Goal:
Write out every entry precisely as given, leaving the pictures out.

◇ ◇ ◇ ◇ ◇

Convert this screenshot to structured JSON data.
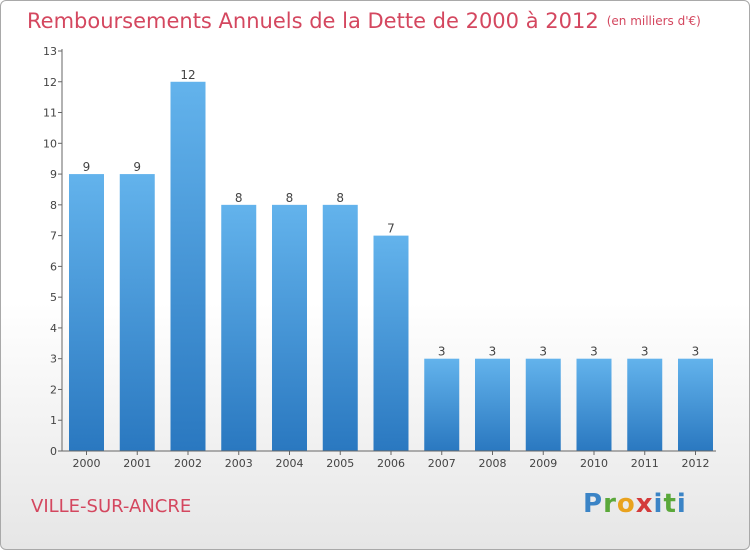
{
  "header": {
    "title": "Remboursements Annuels de la Dette de 2000 à 2012",
    "unit": "(en milliers d'€)"
  },
  "footer": {
    "town": "VILLE-SUR-ANCRE",
    "logo": "Proxiti"
  },
  "colors": {
    "title": "#d4475f",
    "bar_top": "#63b3ec",
    "bar_bottom": "#2a78c0"
  },
  "chart_data": {
    "type": "bar",
    "categories": [
      "2000",
      "2001",
      "2002",
      "2003",
      "2004",
      "2005",
      "2006",
      "2007",
      "2008",
      "2009",
      "2010",
      "2011",
      "2012"
    ],
    "values": [
      9,
      9,
      12,
      8,
      8,
      8,
      7,
      3,
      3,
      3,
      3,
      3,
      3
    ],
    "data_labels": [
      "9",
      "9",
      "12",
      "8",
      "8",
      "8",
      "7",
      "3",
      "3",
      "3",
      "3",
      "3",
      "3"
    ],
    "yticks": [
      0,
      1,
      2,
      3,
      4,
      5,
      6,
      7,
      8,
      9,
      10,
      11,
      12,
      13
    ],
    "ylim": [
      0,
      13
    ],
    "grid": false,
    "legend": "none"
  }
}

◇ ◇ ◇ ◇ ◇

Problem solution:
Convert this screenshot to structured JSON data.
{
  "header": {
    "title": "Remboursements Annuels de la Dette de 2000 à 2012",
    "unit": "(en milliers d'€)"
  },
  "footer": {
    "town": "VILLE-SUR-ANCRE",
    "logo": "Proxiti"
  },
  "colors": {
    "title": "#d4475f",
    "bar_top": "#63b3ec",
    "bar_bottom": "#2a78c0"
  },
  "chart_data": {
    "type": "bar",
    "categories": [
      "2000",
      "2001",
      "2002",
      "2003",
      "2004",
      "2005",
      "2006",
      "2007",
      "2008",
      "2009",
      "2010",
      "2011",
      "2012"
    ],
    "values": [
      9,
      9,
      12,
      8,
      8,
      8,
      7,
      3,
      3,
      3,
      3,
      3,
      3
    ],
    "data_labels": [
      "9",
      "9",
      "12",
      "8",
      "8",
      "8",
      "7",
      "3",
      "3",
      "3",
      "3",
      "3",
      "3"
    ],
    "yticks": [
      0,
      1,
      2,
      3,
      4,
      5,
      6,
      7,
      8,
      9,
      10,
      11,
      12,
      13
    ],
    "ylim": [
      0,
      13
    ],
    "grid": false,
    "legend": "none"
  }
}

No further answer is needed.